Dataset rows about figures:
════════════════

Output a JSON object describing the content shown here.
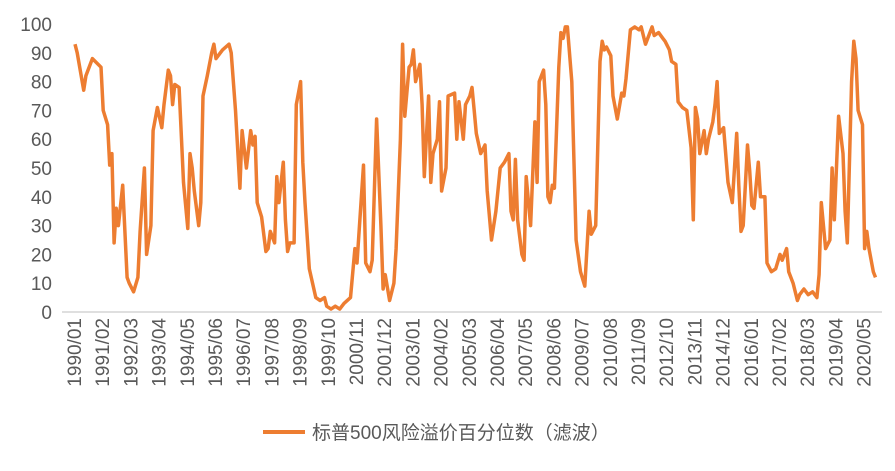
{
  "chart_data": {
    "type": "line",
    "x": [
      "1990/01",
      "1990/02",
      "1990/05",
      "1990/06",
      "1990/09",
      "1991/01",
      "1991/02",
      "1991/04",
      "1991/05",
      "1991/06",
      "1991/07",
      "1991/08",
      "1991/09",
      "1991/11",
      "1992/01",
      "1992/02",
      "1992/04",
      "1992/06",
      "1992/07",
      "1992/09",
      "1992/10",
      "1992/12",
      "1993/01",
      "1993/03",
      "1993/05",
      "1993/06",
      "1993/08",
      "1993/09",
      "1993/10",
      "1993/11",
      "1994/01",
      "1994/03",
      "1994/05",
      "1994/06",
      "1994/07",
      "1994/08",
      "1994/10",
      "1994/11",
      "1994/12",
      "1995/02",
      "1995/04",
      "1995/05",
      "1995/06",
      "1995/09",
      "1995/12",
      "1996/01",
      "1996/03",
      "1996/05",
      "1996/06",
      "1996/08",
      "1996/10",
      "1996/11",
      "1996/12",
      "1997/01",
      "1997/03",
      "1997/05",
      "1997/06",
      "1997/07",
      "1997/09",
      "1997/10",
      "1997/11",
      "1998/01",
      "1998/02",
      "1998/03",
      "1998/04",
      "1998/06",
      "1998/07",
      "1998/09",
      "1998/10",
      "1998/11",
      "1999/01",
      "1999/04",
      "1999/06",
      "1999/08",
      "1999/09",
      "1999/11",
      "2000/01",
      "2000/03",
      "2000/05",
      "2000/08",
      "2000/10",
      "2000/11",
      "2001/02",
      "2001/03",
      "2001/05",
      "2001/06",
      "2001/08",
      "2001/10",
      "2001/11",
      "2001/12",
      "2002/02",
      "2002/04",
      "2002/05",
      "2002/07",
      "2002/08",
      "2002/09",
      "2002/11",
      "2002/12",
      "2003/01",
      "2003/02",
      "2003/04",
      "2003/05",
      "2003/06",
      "2003/08",
      "2003/09",
      "2003/10",
      "2003/12",
      "2004/01",
      "2004/02",
      "2004/04",
      "2004/05",
      "2004/08",
      "2004/09",
      "2004/10",
      "2004/12",
      "2005/01",
      "2005/03",
      "2005/04",
      "2005/05",
      "2005/06",
      "2005/08",
      "2005/10",
      "2005/11",
      "2006/01",
      "2006/03",
      "2006/05",
      "2006/07",
      "2006/09",
      "2006/10",
      "2006/11",
      "2006/12",
      "2007/01",
      "2007/03",
      "2007/04",
      "2007/05",
      "2007/07",
      "2007/09",
      "2007/10",
      "2007/11",
      "2008/01",
      "2008/02",
      "2008/03",
      "2008/04",
      "2008/05",
      "2008/06",
      "2008/08",
      "2008/09",
      "2008/10",
      "2008/11",
      "2008/12",
      "2009/02",
      "2009/04",
      "2009/06",
      "2009/08",
      "2009/10",
      "2009/11",
      "2010/01",
      "2010/03",
      "2010/04",
      "2010/05",
      "2010/06",
      "2010/08",
      "2010/09",
      "2010/11",
      "2011/01",
      "2011/02",
      "2011/03",
      "2011/05",
      "2011/07",
      "2011/09",
      "2011/10",
      "2011/12",
      "2012/03",
      "2012/04",
      "2012/06",
      "2012/08",
      "2012/09",
      "2012/11",
      "2012/12",
      "2013/02",
      "2013/03",
      "2013/05",
      "2013/07",
      "2013/09",
      "2013/10",
      "2013/11",
      "2013/12",
      "2014/01",
      "2014/03",
      "2014/04",
      "2014/05",
      "2014/07",
      "2014/08",
      "2014/09",
      "2014/10",
      "2014/12",
      "2015/02",
      "2015/04",
      "2015/06",
      "2015/07",
      "2015/08",
      "2015/09",
      "2015/11",
      "2015/12",
      "2016/01",
      "2016/02",
      "2016/04",
      "2016/05",
      "2016/07",
      "2016/08",
      "2016/10",
      "2016/12",
      "2017/02",
      "2017/03",
      "2017/05",
      "2017/06",
      "2017/08",
      "2017/10",
      "2017/11",
      "2018/01",
      "2018/03",
      "2018/05",
      "2018/07",
      "2018/08",
      "2018/09",
      "2018/11",
      "2019/01",
      "2019/02",
      "2019/03",
      "2019/05",
      "2019/07",
      "2019/08",
      "2019/09",
      "2019/11",
      "2019/12",
      "2020/01",
      "2020/02",
      "2020/04",
      "2020/05",
      "2020/06",
      "2020/07",
      "2020/09",
      "2020/10"
    ],
    "series": [
      {
        "name": "标普500风险溢价百分位数（滤波）",
        "color": "#ed7d31",
        "values": [
          93,
          90,
          77,
          82,
          88,
          85,
          70,
          65,
          51,
          55,
          24,
          36,
          30,
          44,
          12,
          10,
          7,
          12,
          28,
          50,
          20,
          30,
          63,
          71,
          64,
          72,
          84,
          82,
          72,
          79,
          78,
          45,
          29,
          55,
          50,
          42,
          30,
          38,
          75,
          82,
          90,
          93,
          88,
          91,
          93,
          90,
          70,
          43,
          63,
          50,
          63,
          58,
          61,
          38,
          33,
          21,
          22,
          28,
          24,
          47,
          38,
          52,
          32,
          21,
          24,
          24,
          72,
          80,
          52,
          38,
          15,
          5,
          4,
          5,
          2,
          1,
          2,
          1,
          3,
          5,
          22,
          17,
          51,
          17,
          14,
          18,
          67,
          30,
          8,
          13,
          4,
          10,
          22,
          60,
          93,
          68,
          85,
          86,
          91,
          80,
          86,
          72,
          47,
          75,
          45,
          55,
          60,
          73,
          42,
          50,
          75,
          76,
          60,
          73,
          60,
          72,
          75,
          78,
          70,
          62,
          55,
          58,
          42,
          25,
          35,
          50,
          52,
          55,
          35,
          32,
          53,
          32,
          20,
          18,
          47,
          30,
          66,
          45,
          80,
          84,
          72,
          40,
          38,
          44,
          43,
          85,
          97,
          95,
          99,
          99,
          80,
          25,
          14,
          9,
          35,
          27,
          30,
          87,
          94,
          91,
          92,
          89,
          75,
          67,
          76,
          75,
          81,
          98,
          99,
          98,
          99,
          93,
          99,
          96,
          97,
          95,
          94,
          91,
          87,
          86,
          73,
          71,
          70,
          57,
          32,
          71,
          67,
          55,
          63,
          55,
          60,
          66,
          72,
          80,
          62,
          64,
          45,
          38,
          62,
          44,
          28,
          30,
          58,
          49,
          37,
          36,
          52,
          40,
          40,
          17,
          14,
          15,
          20,
          18,
          22,
          14,
          10,
          4,
          6,
          8,
          6,
          7,
          5,
          13,
          38,
          22,
          25,
          50,
          32,
          68,
          55,
          35,
          24,
          80,
          94,
          88,
          70,
          65,
          22,
          28,
          22,
          14,
          12
        ]
      }
    ],
    "xlim": [
      "1989/07",
      "2021/01"
    ],
    "xticks": [
      "1990/01",
      "1991/02",
      "1992/03",
      "1993/04",
      "1994/05",
      "1995/06",
      "1996/07",
      "1997/08",
      "1998/09",
      "1999/10",
      "2000/11",
      "2001/12",
      "2003/01",
      "2004/02",
      "2005/03",
      "2006/04",
      "2007/05",
      "2008/06",
      "2009/07",
      "2010/08",
      "2011/09",
      "2012/10",
      "2013/11",
      "2014/12",
      "2016/01",
      "2017/02",
      "2018/03",
      "2019/04",
      "2020/05"
    ],
    "ylim": [
      0,
      100
    ],
    "yticks": [
      0,
      10,
      20,
      30,
      40,
      50,
      60,
      70,
      80,
      90,
      100
    ],
    "grid": false,
    "legend": "bottom"
  }
}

════════════════

> **Brief**: Please write out all of the material above without changing a word, and omit any pictures.

> **Right answer**:
Output a JSON object describing the content shown here.
{
  "chart_data": {
    "type": "line",
    "x": [
      "1990/01",
      "1990/02",
      "1990/05",
      "1990/06",
      "1990/09",
      "1991/01",
      "1991/02",
      "1991/04",
      "1991/05",
      "1991/06",
      "1991/07",
      "1991/08",
      "1991/09",
      "1991/11",
      "1992/01",
      "1992/02",
      "1992/04",
      "1992/06",
      "1992/07",
      "1992/09",
      "1992/10",
      "1992/12",
      "1993/01",
      "1993/03",
      "1993/05",
      "1993/06",
      "1993/08",
      "1993/09",
      "1993/10",
      "1993/11",
      "1994/01",
      "1994/03",
      "1994/05",
      "1994/06",
      "1994/07",
      "1994/08",
      "1994/10",
      "1994/11",
      "1994/12",
      "1995/02",
      "1995/04",
      "1995/05",
      "1995/06",
      "1995/09",
      "1995/12",
      "1996/01",
      "1996/03",
      "1996/05",
      "1996/06",
      "1996/08",
      "1996/10",
      "1996/11",
      "1996/12",
      "1997/01",
      "1997/03",
      "1997/05",
      "1997/06",
      "1997/07",
      "1997/09",
      "1997/10",
      "1997/11",
      "1998/01",
      "1998/02",
      "1998/03",
      "1998/04",
      "1998/06",
      "1998/07",
      "1998/09",
      "1998/10",
      "1998/11",
      "1999/01",
      "1999/04",
      "1999/06",
      "1999/08",
      "1999/09",
      "1999/11",
      "2000/01",
      "2000/03",
      "2000/05",
      "2000/08",
      "2000/10",
      "2000/11",
      "2001/02",
      "2001/03",
      "2001/05",
      "2001/06",
      "2001/08",
      "2001/10",
      "2001/11",
      "2001/12",
      "2002/02",
      "2002/04",
      "2002/05",
      "2002/07",
      "2002/08",
      "2002/09",
      "2002/11",
      "2002/12",
      "2003/01",
      "2003/02",
      "2003/04",
      "2003/05",
      "2003/06",
      "2003/08",
      "2003/09",
      "2003/10",
      "2003/12",
      "2004/01",
      "2004/02",
      "2004/04",
      "2004/05",
      "2004/08",
      "2004/09",
      "2004/10",
      "2004/12",
      "2005/01",
      "2005/03",
      "2005/04",
      "2005/05",
      "2005/06",
      "2005/08",
      "2005/10",
      "2005/11",
      "2006/01",
      "2006/03",
      "2006/05",
      "2006/07",
      "2006/09",
      "2006/10",
      "2006/11",
      "2006/12",
      "2007/01",
      "2007/03",
      "2007/04",
      "2007/05",
      "2007/07",
      "2007/09",
      "2007/10",
      "2007/11",
      "2008/01",
      "2008/02",
      "2008/03",
      "2008/04",
      "2008/05",
      "2008/06",
      "2008/08",
      "2008/09",
      "2008/10",
      "2008/11",
      "2008/12",
      "2009/02",
      "2009/04",
      "2009/06",
      "2009/08",
      "2009/10",
      "2009/11",
      "2010/01",
      "2010/03",
      "2010/04",
      "2010/05",
      "2010/06",
      "2010/08",
      "2010/09",
      "2010/11",
      "2011/01",
      "2011/02",
      "2011/03",
      "2011/05",
      "2011/07",
      "2011/09",
      "2011/10",
      "2011/12",
      "2012/03",
      "2012/04",
      "2012/06",
      "2012/08",
      "2012/09",
      "2012/11",
      "2012/12",
      "2013/02",
      "2013/03",
      "2013/05",
      "2013/07",
      "2013/09",
      "2013/10",
      "2013/11",
      "2013/12",
      "2014/01",
      "2014/03",
      "2014/04",
      "2014/05",
      "2014/07",
      "2014/08",
      "2014/09",
      "2014/10",
      "2014/12",
      "2015/02",
      "2015/04",
      "2015/06",
      "2015/07",
      "2015/08",
      "2015/09",
      "2015/11",
      "2015/12",
      "2016/01",
      "2016/02",
      "2016/04",
      "2016/05",
      "2016/07",
      "2016/08",
      "2016/10",
      "2016/12",
      "2017/02",
      "2017/03",
      "2017/05",
      "2017/06",
      "2017/08",
      "2017/10",
      "2017/11",
      "2018/01",
      "2018/03",
      "2018/05",
      "2018/07",
      "2018/08",
      "2018/09",
      "2018/11",
      "2019/01",
      "2019/02",
      "2019/03",
      "2019/05",
      "2019/07",
      "2019/08",
      "2019/09",
      "2019/11",
      "2019/12",
      "2020/01",
      "2020/02",
      "2020/04",
      "2020/05",
      "2020/06",
      "2020/07",
      "2020/09",
      "2020/10"
    ],
    "series": [
      {
        "name": "标普500风险溢价百分位数（滤波）",
        "color": "#ed7d31",
        "values": [
          93,
          90,
          77,
          82,
          88,
          85,
          70,
          65,
          51,
          55,
          24,
          36,
          30,
          44,
          12,
          10,
          7,
          12,
          28,
          50,
          20,
          30,
          63,
          71,
          64,
          72,
          84,
          82,
          72,
          79,
          78,
          45,
          29,
          55,
          50,
          42,
          30,
          38,
          75,
          82,
          90,
          93,
          88,
          91,
          93,
          90,
          70,
          43,
          63,
          50,
          63,
          58,
          61,
          38,
          33,
          21,
          22,
          28,
          24,
          47,
          38,
          52,
          32,
          21,
          24,
          24,
          72,
          80,
          52,
          38,
          15,
          5,
          4,
          5,
          2,
          1,
          2,
          1,
          3,
          5,
          22,
          17,
          51,
          17,
          14,
          18,
          67,
          30,
          8,
          13,
          4,
          10,
          22,
          60,
          93,
          68,
          85,
          86,
          91,
          80,
          86,
          72,
          47,
          75,
          45,
          55,
          60,
          73,
          42,
          50,
          75,
          76,
          60,
          73,
          60,
          72,
          75,
          78,
          70,
          62,
          55,
          58,
          42,
          25,
          35,
          50,
          52,
          55,
          35,
          32,
          53,
          32,
          20,
          18,
          47,
          30,
          66,
          45,
          80,
          84,
          72,
          40,
          38,
          44,
          43,
          85,
          97,
          95,
          99,
          99,
          80,
          25,
          14,
          9,
          35,
          27,
          30,
          87,
          94,
          91,
          92,
          89,
          75,
          67,
          76,
          75,
          81,
          98,
          99,
          98,
          99,
          93,
          99,
          96,
          97,
          95,
          94,
          91,
          87,
          86,
          73,
          71,
          70,
          57,
          32,
          71,
          67,
          55,
          63,
          55,
          60,
          66,
          72,
          80,
          62,
          64,
          45,
          38,
          62,
          44,
          28,
          30,
          58,
          49,
          37,
          36,
          52,
          40,
          40,
          17,
          14,
          15,
          20,
          18,
          22,
          14,
          10,
          4,
          6,
          8,
          6,
          7,
          5,
          13,
          38,
          22,
          25,
          50,
          32,
          68,
          55,
          35,
          24,
          80,
          94,
          88,
          70,
          65,
          22,
          28,
          22,
          14,
          12
        ]
      }
    ],
    "xlim": [
      "1989/07",
      "2021/01"
    ],
    "xticks": [
      "1990/01",
      "1991/02",
      "1992/03",
      "1993/04",
      "1994/05",
      "1995/06",
      "1996/07",
      "1997/08",
      "1998/09",
      "1999/10",
      "2000/11",
      "2001/12",
      "2003/01",
      "2004/02",
      "2005/03",
      "2006/04",
      "2007/05",
      "2008/06",
      "2009/07",
      "2010/08",
      "2011/09",
      "2012/10",
      "2013/11",
      "2014/12",
      "2016/01",
      "2017/02",
      "2018/03",
      "2019/04",
      "2020/05"
    ],
    "ylim": [
      0,
      100
    ],
    "yticks": [
      0,
      10,
      20,
      30,
      40,
      50,
      60,
      70,
      80,
      90,
      100
    ],
    "grid": false,
    "legend": "bottom"
  }
}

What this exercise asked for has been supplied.